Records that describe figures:
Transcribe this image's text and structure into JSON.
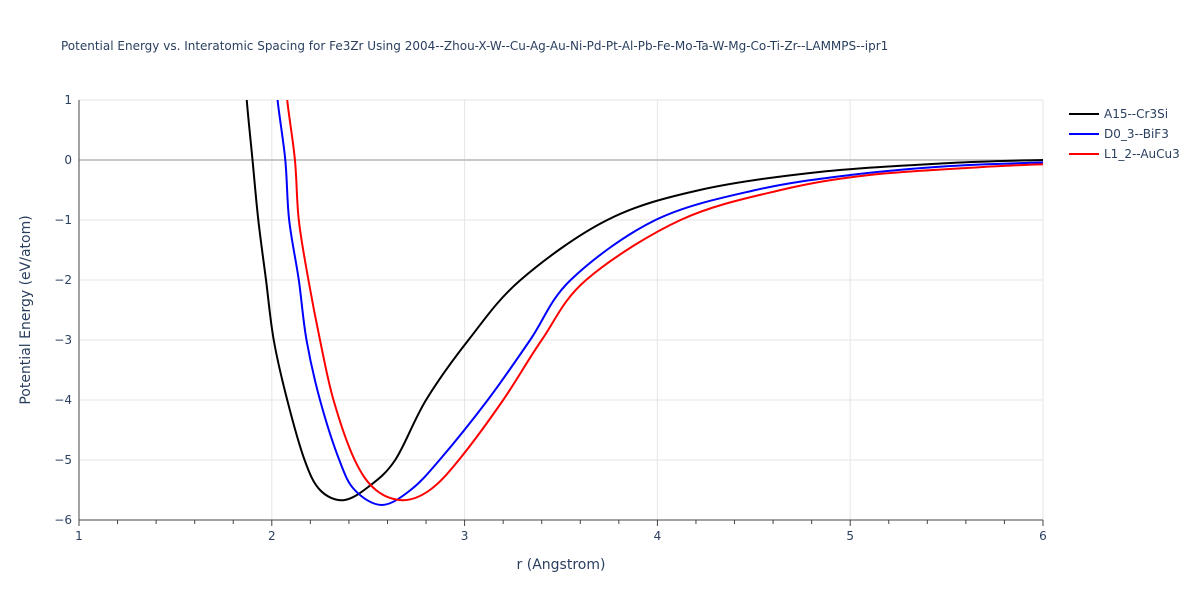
{
  "chart_data": {
    "type": "line",
    "title": "Potential Energy vs. Interatomic Spacing for Fe3Zr Using 2004--Zhou-X-W--Cu-Ag-Au-Ni-Pd-Pt-Al-Pb-Fe-Mo-Ta-W-Mg-Co-Ti-Zr--LAMMPS--ipr1",
    "xlabel": "r (Angstrom)",
    "ylabel": "Potential Energy (eV/atom)",
    "xlim": [
      1,
      6
    ],
    "ylim": [
      -6,
      1
    ],
    "xticks": [
      "1",
      "2",
      "3",
      "4",
      "5",
      "6"
    ],
    "yticks": [
      "1",
      "0",
      "−1",
      "−2",
      "−3",
      "−4",
      "−5",
      "−6"
    ],
    "grid": true,
    "legend_position": "top-right",
    "series": [
      {
        "name": "A15--Cr3Si",
        "color": "#000000",
        "x": [
          1.87,
          1.9,
          1.93,
          1.97,
          2.01,
          2.08,
          2.17,
          2.25,
          2.37,
          2.5,
          2.64,
          2.8,
          3.02,
          3.29,
          3.74,
          4.22,
          4.84,
          5.52,
          6.0
        ],
        "y": [
          1,
          0,
          -1,
          -2,
          -3,
          -4,
          -5,
          -5.5,
          -5.67,
          -5.45,
          -5,
          -4,
          -3,
          -2,
          -1,
          -0.5,
          -0.2,
          -0.05,
          0
        ]
      },
      {
        "name": "D0_3--BiF3",
        "color": "#0000ff",
        "x": [
          2.03,
          2.07,
          2.09,
          2.14,
          2.18,
          2.25,
          2.35,
          2.43,
          2.57,
          2.72,
          2.87,
          3.12,
          3.34,
          3.55,
          3.99,
          4.51,
          5.0,
          5.52,
          6.0
        ],
        "y": [
          1,
          0,
          -1,
          -2,
          -3,
          -4,
          -5,
          -5.5,
          -5.75,
          -5.5,
          -5,
          -4,
          -3,
          -2,
          -1,
          -0.5,
          -0.25,
          -0.1,
          -0.04
        ]
      },
      {
        "name": "L1_2--AuCu3",
        "color": "#ff0000",
        "x": [
          2.08,
          2.12,
          2.14,
          2.19,
          2.25,
          2.32,
          2.43,
          2.54,
          2.68,
          2.82,
          2.97,
          3.2,
          3.4,
          3.63,
          4.12,
          4.64,
          5.1,
          5.67,
          6.0
        ],
        "y": [
          1,
          0,
          -1,
          -2,
          -3,
          -4,
          -5,
          -5.5,
          -5.67,
          -5.5,
          -5,
          -4,
          -3,
          -2,
          -1,
          -0.5,
          -0.25,
          -0.12,
          -0.07
        ]
      }
    ]
  }
}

*EXERCISE BRIEF:*
Check each line of the records above for the string "Potential", and report every line that has it.

*THE OUTPUT:*
    "title": "Potential Energy vs. Interatomic Spacing for Fe3Zr Using 2004--Zhou-X-W--Cu-Ag-Au-Ni-Pd-Pt-Al-Pb-Fe-Mo-Ta-W-Mg-Co-Ti-Zr--LAMMPS--ipr1",
    "ylabel": "Potential Energy (eV/atom)",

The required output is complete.